[TASK DETAILS]: Identify all lines below that hold "said" and collect them.

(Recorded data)
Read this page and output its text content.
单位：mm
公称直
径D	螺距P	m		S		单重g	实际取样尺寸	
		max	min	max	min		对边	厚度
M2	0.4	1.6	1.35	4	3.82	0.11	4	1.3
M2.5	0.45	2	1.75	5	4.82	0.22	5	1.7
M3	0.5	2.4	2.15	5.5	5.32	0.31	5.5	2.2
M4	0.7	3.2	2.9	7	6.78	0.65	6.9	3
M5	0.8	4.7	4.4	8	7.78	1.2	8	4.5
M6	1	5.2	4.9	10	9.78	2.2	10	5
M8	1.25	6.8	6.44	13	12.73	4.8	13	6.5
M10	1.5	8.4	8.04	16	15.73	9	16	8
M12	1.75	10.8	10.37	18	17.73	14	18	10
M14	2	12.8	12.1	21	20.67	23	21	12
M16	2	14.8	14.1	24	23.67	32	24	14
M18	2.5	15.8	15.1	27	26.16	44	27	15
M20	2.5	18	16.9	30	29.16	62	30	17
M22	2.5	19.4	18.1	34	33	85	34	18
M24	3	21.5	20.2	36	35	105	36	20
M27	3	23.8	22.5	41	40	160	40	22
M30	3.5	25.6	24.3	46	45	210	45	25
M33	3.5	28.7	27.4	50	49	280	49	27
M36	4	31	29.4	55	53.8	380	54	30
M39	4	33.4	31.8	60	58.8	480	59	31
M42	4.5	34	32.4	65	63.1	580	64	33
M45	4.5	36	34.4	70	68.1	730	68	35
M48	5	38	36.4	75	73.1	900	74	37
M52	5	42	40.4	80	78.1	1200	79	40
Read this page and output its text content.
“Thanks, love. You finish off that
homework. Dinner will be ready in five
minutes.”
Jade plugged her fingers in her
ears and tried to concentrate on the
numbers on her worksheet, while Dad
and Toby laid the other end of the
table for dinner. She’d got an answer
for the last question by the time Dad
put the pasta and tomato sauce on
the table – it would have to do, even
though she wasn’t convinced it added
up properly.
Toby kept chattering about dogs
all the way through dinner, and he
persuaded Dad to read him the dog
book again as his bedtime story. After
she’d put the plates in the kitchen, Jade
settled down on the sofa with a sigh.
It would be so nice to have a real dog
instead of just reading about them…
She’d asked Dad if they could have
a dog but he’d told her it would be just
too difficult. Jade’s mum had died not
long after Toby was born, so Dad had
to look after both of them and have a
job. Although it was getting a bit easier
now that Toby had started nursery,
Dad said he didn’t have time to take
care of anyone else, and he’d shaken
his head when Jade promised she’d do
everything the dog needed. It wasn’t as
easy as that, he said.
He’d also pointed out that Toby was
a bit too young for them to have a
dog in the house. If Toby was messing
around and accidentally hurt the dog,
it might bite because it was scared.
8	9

[COMPLETED EXERCISE]:
Dad said he didn’t have time to take
easy as that, he said.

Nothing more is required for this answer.